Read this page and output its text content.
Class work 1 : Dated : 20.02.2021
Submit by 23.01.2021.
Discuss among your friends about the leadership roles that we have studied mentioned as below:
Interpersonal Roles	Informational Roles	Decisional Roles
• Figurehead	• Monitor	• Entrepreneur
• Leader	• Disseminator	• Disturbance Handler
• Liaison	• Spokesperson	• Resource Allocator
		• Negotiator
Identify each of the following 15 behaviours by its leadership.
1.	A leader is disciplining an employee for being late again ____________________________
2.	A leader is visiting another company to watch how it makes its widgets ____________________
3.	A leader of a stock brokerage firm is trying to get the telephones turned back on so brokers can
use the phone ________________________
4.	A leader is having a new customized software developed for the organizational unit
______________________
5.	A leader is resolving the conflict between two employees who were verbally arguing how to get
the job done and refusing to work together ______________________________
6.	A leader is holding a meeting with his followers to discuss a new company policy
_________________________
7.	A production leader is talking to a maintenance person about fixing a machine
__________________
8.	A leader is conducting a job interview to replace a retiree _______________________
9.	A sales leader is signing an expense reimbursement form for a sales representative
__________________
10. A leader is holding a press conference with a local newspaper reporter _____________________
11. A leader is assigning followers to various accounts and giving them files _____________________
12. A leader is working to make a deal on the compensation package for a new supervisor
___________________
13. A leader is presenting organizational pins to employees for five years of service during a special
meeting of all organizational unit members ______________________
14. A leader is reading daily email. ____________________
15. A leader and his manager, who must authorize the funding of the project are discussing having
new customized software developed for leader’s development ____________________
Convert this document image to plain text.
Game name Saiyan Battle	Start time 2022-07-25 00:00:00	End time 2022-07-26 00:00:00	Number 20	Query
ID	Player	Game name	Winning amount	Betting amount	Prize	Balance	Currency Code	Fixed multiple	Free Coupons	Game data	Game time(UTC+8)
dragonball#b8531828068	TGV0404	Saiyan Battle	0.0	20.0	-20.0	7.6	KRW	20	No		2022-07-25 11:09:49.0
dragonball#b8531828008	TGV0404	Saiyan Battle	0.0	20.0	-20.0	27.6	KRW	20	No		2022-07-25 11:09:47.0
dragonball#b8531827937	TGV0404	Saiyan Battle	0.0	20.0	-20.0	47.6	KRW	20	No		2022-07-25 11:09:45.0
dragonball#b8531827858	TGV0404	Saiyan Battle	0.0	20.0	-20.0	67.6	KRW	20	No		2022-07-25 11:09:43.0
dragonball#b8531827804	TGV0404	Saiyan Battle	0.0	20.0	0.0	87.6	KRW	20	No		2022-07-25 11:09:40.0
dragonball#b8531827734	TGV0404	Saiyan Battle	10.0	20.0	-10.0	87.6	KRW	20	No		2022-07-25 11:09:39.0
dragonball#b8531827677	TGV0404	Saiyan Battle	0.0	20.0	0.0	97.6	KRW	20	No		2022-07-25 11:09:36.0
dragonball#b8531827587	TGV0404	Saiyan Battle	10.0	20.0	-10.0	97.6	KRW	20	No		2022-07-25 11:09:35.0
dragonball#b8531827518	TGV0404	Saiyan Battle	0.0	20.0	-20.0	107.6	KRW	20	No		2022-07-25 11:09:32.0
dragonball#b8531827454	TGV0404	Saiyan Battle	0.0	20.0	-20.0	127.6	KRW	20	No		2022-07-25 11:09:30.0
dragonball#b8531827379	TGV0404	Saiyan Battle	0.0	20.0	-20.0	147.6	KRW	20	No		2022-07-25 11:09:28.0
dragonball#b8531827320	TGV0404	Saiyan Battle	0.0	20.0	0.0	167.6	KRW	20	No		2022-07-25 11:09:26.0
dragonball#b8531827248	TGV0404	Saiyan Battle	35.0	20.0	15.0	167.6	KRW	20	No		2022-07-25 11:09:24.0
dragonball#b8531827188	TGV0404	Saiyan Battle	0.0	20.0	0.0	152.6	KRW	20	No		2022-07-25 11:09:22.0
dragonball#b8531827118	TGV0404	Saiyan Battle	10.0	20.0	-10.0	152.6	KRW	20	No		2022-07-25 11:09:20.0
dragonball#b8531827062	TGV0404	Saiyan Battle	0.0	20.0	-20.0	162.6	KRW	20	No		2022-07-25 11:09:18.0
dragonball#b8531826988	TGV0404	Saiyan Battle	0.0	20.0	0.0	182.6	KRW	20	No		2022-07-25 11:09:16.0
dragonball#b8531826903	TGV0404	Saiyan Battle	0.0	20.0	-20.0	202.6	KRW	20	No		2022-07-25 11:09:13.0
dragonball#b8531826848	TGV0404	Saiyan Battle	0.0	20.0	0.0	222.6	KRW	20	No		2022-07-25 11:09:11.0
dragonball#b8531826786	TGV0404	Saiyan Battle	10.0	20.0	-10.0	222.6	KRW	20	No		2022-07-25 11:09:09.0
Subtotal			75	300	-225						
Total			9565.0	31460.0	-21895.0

######

### Given problem
Write out all the lines again, exactly as they are.

### Result
Read this page and output its text content.
Class work 1 : Dated : 20.02.2021
Submit by 23.01.2021.
Discuss among your friends about the leadership roles that we have studied mentioned as below:
Interpersonal Roles	Informational Roles	Decisional Roles
• Figurehead	• Monitor	• Entrepreneur
• Leader	• Disseminator	• Disturbance Handler
• Liaison	• Spokesperson	• Resource Allocator
		• Negotiator
Identify each of the following 15 behaviours by its leadership.
1.	A leader is disciplining an employee for being late again ____________________________
2.	A leader is visiting another company to watch how it makes its widgets ____________________
3.	A leader of a stock brokerage firm is trying to get the telephones turned back on so brokers can
use the phone ________________________
4.	A leader is having a new customized software developed for the organizational unit
______________________
5.	A leader is resolving the conflict between two employees who were verbally arguing how to get
the job done and refusing to work together ______________________________
6.	A leader is holding a meeting with his followers to discuss a new company policy
_________________________
7.	A production leader is talking to a maintenance person about fixing a machine
__________________
8.	A leader is conducting a job interview to replace a retiree _______________________
9.	A sales leader is signing an expense reimbursement form for a sales representative
__________________
10. A leader is holding a press conference with a local newspaper reporter _____________________
11. A leader is assigning followers to various accounts and giving them files _____________________
12. A leader is working to make a deal on the compensation package for a new supervisor
___________________
13. A leader is presenting organizational pins to employees for five years of service during a special
meeting of all organizational unit members ______________________
14. A leader is reading daily email. ____________________
15. A leader and his manager, who must authorize the funding of the project are discussing having
new customized software developed for leader’s development ____________________
Convert this document image to plain text.
Game name Saiyan Battle	Start time 2022-07-25 00:00:00	End time 2022-07-26 00:00:00	Number 20	Query
ID	Player	Game name	Winning amount	Betting amount	Prize	Balance	Currency Code	Fixed multiple	Free Coupons	Game data	Game time(UTC+8)
dragonball#b8531828068	TGV0404	Saiyan Battle	0.0	20.0	-20.0	7.6	KRW	20	No		2022-07-25 11:09:49.0
dragonball#b8531828008	TGV0404	Saiyan Battle	0.0	20.0	-20.0	27.6	KRW	20	No		2022-07-25 11:09:47.0
dragonball#b8531827937	TGV0404	Saiyan Battle	0.0	20.0	-20.0	47.6	KRW	20	No		2022-07-25 11:09:45.0
dragonball#b8531827858	TGV0404	Saiyan Battle	0.0	20.0	-20.0	67.6	KRW	20	No		2022-07-25 11:09:43.0
dragonball#b8531827804	TGV0404	Saiyan Battle	0.0	20.0	0.0	87.6	KRW	20	No		2022-07-25 11:09:40.0
dragonball#b8531827734	TGV0404	Saiyan Battle	10.0	20.0	-10.0	87.6	KRW	20	No		2022-07-25 11:09:39.0
dragonball#b8531827677	TGV0404	Saiyan Battle	0.0	20.0	0.0	97.6	KRW	20	No		2022-07-25 11:09:36.0
dragonball#b8531827587	TGV0404	Saiyan Battle	10.0	20.0	-10.0	97.6	KRW	20	No		2022-07-25 11:09:35.0
dragonball#b8531827518	TGV0404	Saiyan Battle	0.0	20.0	-20.0	107.6	KRW	20	No		2022-07-25 11:09:32.0
dragonball#b8531827454	TGV0404	Saiyan Battle	0.0	20.0	-20.0	127.6	KRW	20	No		2022-07-25 11:09:30.0
dragonball#b8531827379	TGV0404	Saiyan Battle	0.0	20.0	-20.0	147.6	KRW	20	No		2022-07-25 11:09:28.0
dragonball#b8531827320	TGV0404	Saiyan Battle	0.0	20.0	0.0	167.6	KRW	20	No		2022-07-25 11:09:26.0
dragonball#b8531827248	TGV0404	Saiyan Battle	35.0	20.0	15.0	167.6	KRW	20	No		2022-07-25 11:09:24.0
dragonball#b8531827188	TGV0404	Saiyan Battle	0.0	20.0	0.0	152.6	KRW	20	No		2022-07-25 11:09:22.0
dragonball#b8531827118	TGV0404	Saiyan Battle	10.0	20.0	-10.0	152.6	KRW	20	No		2022-07-25 11:09:20.0
dragonball#b8531827062	TGV0404	Saiyan Battle	0.0	20.0	-20.0	162.6	KRW	20	No		2022-07-25 11:09:18.0
dragonball#b8531826988	TGV0404	Saiyan Battle	0.0	20.0	0.0	182.6	KRW	20	No		2022-07-25 11:09:16.0
dragonball#b8531826903	TGV0404	Saiyan Battle	0.0	20.0	-20.0	202.6	KRW	20	No		2022-07-25 11:09:13.0
dragonball#b8531826848	TGV0404	Saiyan Battle	0.0	20.0	0.0	222.6	KRW	20	No		2022-07-25 11:09:11.0
dragonball#b8531826786	TGV0404	Saiyan Battle	10.0	20.0	-10.0	222.6	KRW	20	No		2022-07-25 11:09:09.0
Subtotal			75	300	-225						
Total			9565.0	31460.0	-21895.0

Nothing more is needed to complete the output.